Stored items
::::
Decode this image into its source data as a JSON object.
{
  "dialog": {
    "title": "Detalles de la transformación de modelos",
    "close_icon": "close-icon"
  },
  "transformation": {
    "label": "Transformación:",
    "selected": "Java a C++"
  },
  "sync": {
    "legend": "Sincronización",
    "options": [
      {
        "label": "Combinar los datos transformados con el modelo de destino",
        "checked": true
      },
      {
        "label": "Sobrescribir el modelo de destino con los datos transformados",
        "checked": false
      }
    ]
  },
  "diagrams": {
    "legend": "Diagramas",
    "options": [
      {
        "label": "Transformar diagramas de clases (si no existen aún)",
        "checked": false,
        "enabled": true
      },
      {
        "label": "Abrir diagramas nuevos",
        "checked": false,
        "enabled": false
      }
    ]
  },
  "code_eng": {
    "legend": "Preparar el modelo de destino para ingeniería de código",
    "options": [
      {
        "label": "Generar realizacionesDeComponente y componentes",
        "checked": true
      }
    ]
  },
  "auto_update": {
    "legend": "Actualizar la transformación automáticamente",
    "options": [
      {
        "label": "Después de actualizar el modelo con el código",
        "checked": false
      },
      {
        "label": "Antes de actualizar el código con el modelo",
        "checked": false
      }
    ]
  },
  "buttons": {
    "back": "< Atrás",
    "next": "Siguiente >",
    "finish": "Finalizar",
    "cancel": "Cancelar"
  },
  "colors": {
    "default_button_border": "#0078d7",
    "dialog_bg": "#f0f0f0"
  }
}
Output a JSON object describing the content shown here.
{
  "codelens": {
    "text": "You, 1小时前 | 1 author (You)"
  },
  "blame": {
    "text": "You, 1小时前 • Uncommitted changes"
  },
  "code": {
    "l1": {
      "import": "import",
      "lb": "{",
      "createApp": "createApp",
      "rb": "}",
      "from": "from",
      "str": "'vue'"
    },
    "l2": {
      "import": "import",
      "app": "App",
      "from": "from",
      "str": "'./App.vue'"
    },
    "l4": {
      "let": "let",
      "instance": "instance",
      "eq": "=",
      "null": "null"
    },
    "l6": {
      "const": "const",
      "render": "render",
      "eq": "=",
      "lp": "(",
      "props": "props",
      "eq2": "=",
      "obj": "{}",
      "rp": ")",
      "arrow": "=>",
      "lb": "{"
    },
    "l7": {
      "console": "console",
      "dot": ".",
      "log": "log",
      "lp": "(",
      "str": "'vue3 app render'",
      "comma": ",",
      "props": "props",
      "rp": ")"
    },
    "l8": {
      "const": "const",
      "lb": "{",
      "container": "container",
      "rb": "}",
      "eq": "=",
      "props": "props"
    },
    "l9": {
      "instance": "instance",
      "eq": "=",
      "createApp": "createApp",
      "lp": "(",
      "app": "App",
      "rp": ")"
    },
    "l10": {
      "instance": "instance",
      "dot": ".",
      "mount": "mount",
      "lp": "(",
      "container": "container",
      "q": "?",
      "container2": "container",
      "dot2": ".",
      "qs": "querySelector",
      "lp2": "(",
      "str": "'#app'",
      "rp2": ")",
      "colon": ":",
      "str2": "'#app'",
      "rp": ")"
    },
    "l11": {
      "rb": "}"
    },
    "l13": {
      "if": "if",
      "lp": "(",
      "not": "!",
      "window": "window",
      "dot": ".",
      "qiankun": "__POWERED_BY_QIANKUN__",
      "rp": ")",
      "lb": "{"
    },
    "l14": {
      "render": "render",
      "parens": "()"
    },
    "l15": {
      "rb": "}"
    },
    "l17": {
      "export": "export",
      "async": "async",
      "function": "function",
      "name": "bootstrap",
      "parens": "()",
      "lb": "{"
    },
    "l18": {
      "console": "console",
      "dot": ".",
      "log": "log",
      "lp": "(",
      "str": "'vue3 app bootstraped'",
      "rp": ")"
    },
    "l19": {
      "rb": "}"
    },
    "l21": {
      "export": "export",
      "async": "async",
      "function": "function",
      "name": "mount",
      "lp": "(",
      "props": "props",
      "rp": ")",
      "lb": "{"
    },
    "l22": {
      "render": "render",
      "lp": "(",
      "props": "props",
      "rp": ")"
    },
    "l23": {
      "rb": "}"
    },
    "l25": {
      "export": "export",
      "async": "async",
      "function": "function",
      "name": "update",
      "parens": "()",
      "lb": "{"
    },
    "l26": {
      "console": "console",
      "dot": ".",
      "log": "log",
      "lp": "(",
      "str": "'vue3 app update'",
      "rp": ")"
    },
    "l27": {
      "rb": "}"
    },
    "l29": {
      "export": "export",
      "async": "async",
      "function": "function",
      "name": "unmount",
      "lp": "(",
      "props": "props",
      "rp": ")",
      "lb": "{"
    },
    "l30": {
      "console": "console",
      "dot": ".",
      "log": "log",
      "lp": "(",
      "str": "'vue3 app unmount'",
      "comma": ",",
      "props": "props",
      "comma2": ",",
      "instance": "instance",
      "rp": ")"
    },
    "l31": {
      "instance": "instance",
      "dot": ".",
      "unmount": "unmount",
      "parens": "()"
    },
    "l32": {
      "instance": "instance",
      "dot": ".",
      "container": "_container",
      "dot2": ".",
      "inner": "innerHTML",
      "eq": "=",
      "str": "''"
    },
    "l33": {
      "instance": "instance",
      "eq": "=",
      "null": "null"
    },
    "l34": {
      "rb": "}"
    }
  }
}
::::
Give the records above again, word for word.

Decode this image into its source data as a JSON object.
{
  "dialog": {
    "title": "Detalles de la transformación de modelos",
    "close_icon": "close-icon"
  },
  "transformation": {
    "label": "Transformación:",
    "selected": "Java a C++"
  },
  "sync": {
    "legend": "Sincronización",
    "options": [
      {
        "label": "Combinar los datos transformados con el modelo de destino",
        "checked": true
      },
      {
        "label": "Sobrescribir el modelo de destino con los datos transformados",
        "checked": false
      }
    ]
  },
  "diagrams": {
    "legend": "Diagramas",
    "options": [
      {
        "label": "Transformar diagramas de clases (si no existen aún)",
        "checked": false,
        "enabled": true
      },
      {
        "label": "Abrir diagramas nuevos",
        "checked": false,
        "enabled": false
      }
    ]
  },
  "code_eng": {
    "legend": "Preparar el modelo de destino para ingeniería de código",
    "options": [
      {
        "label": "Generar realizacionesDeComponente y componentes",
        "checked": true
      }
    ]
  },
  "auto_update": {
    "legend": "Actualizar la transformación automáticamente",
    "options": [
      {
        "label": "Después de actualizar el modelo con el código",
        "checked": false
      },
      {
        "label": "Antes de actualizar el código con el modelo",
        "checked": false
      }
    ]
  },
  "buttons": {
    "back": "< Atrás",
    "next": "Siguiente >",
    "finish": "Finalizar",
    "cancel": "Cancelar"
  },
  "colors": {
    "default_button_border": "#0078d7",
    "dialog_bg": "#f0f0f0"
  }
}
Output a JSON object describing the content shown here.
{
  "codelens": {
    "text": "You, 1小时前 | 1 author (You)"
  },
  "blame": {
    "text": "You, 1小时前 • Uncommitted changes"
  },
  "code": {
    "l1": {
      "import": "import",
      "lb": "{",
      "createApp": "createApp",
      "rb": "}",
      "from": "from",
      "str": "'vue'"
    },
    "l2": {
      "import": "import",
      "app": "App",
      "from": "from",
      "str": "'./App.vue'"
    },
    "l4": {
      "let": "let",
      "instance": "instance",
      "eq": "=",
      "null": "null"
    },
    "l6": {
      "const": "const",
      "render": "render",
      "eq": "=",
      "lp": "(",
      "props": "props",
      "eq2": "=",
      "obj": "{}",
      "rp": ")",
      "arrow": "=>",
      "lb": "{"
    },
    "l7": {
      "console": "console",
      "dot": ".",
      "log": "log",
      "lp": "(",
      "str": "'vue3 app render'",
      "comma": ",",
      "props": "props",
      "rp": ")"
    },
    "l8": {
      "const": "const",
      "lb": "{",
      "container": "container",
      "rb": "}",
      "eq": "=",
      "props": "props"
    },
    "l9": {
      "instance": "instance",
      "eq": "=",
      "createApp": "createApp",
      "lp": "(",
      "app": "App",
      "rp": ")"
    },
    "l10": {
      "instance": "instance",
      "dot": ".",
      "mount": "mount",
      "lp": "(",
      "container": "container",
      "q": "?",
      "container2": "container",
      "dot2": ".",
      "qs": "querySelector",
      "lp2": "(",
      "str": "'#app'",
      "rp2": ")",
      "colon": ":",
      "str2": "'#app'",
      "rp": ")"
    },
    "l11": {
      "rb": "}"
    },
    "l13": {
      "if": "if",
      "lp": "(",
      "not": "!",
      "window": "window",
      "dot": ".",
      "qiankun": "__POWERED_BY_QIANKUN__",
      "rp": ")",
      "lb": "{"
    },
    "l14": {
      "render": "render",
      "parens": "()"
    },
    "l15": {
      "rb": "}"
    },
    "l17": {
      "export": "export",
      "async": "async",
      "function": "function",
      "name": "bootstrap",
      "parens": "()",
      "lb": "{"
    },
    "l18": {
      "console": "console",
      "dot": ".",
      "log": "log",
      "lp": "(",
      "str": "'vue3 app bootstraped'",
      "rp": ")"
    },
    "l19": {
      "rb": "}"
    },
    "l21": {
      "export": "export",
      "async": "async",
      "function": "function",
      "name": "mount",
      "lp": "(",
      "props": "props",
      "rp": ")",
      "lb": "{"
    },
    "l22": {
      "render": "render",
      "lp": "(",
      "props": "props",
      "rp": ")"
    },
    "l23": {
      "rb": "}"
    },
    "l25": {
      "export": "export",
      "async": "async",
      "function": "function",
      "name": "update",
      "parens": "()",
      "lb": "{"
    },
    "l26": {
      "console": "console",
      "dot": ".",
      "log": "log",
      "lp": "(",
      "str": "'vue3 app update'",
      "rp": ")"
    },
    "l27": {
      "rb": "}"
    },
    "l29": {
      "export": "export",
      "async": "async",
      "function": "function",
      "name": "unmount",
      "lp": "(",
      "props": "props",
      "rp": ")",
      "lb": "{"
    },
    "l30": {
      "console": "console",
      "dot": ".",
      "log": "log",
      "lp": "(",
      "str": "'vue3 app unmount'",
      "comma": ",",
      "props": "props",
      "comma2": ",",
      "instance": "instance",
      "rp": ")"
    },
    "l31": {
      "instance": "instance",
      "dot": ".",
      "unmount": "unmount",
      "parens": "()"
    },
    "l32": {
      "instance": "instance",
      "dot": ".",
      "container": "_container",
      "dot2": ".",
      "inner": "innerHTML",
      "eq": "=",
      "str": "''"
    },
    "l33": {
      "instance": "instance",
      "eq": "=",
      "null": "null"
    },
    "l34": {
      "rb": "}"
    }
  }
}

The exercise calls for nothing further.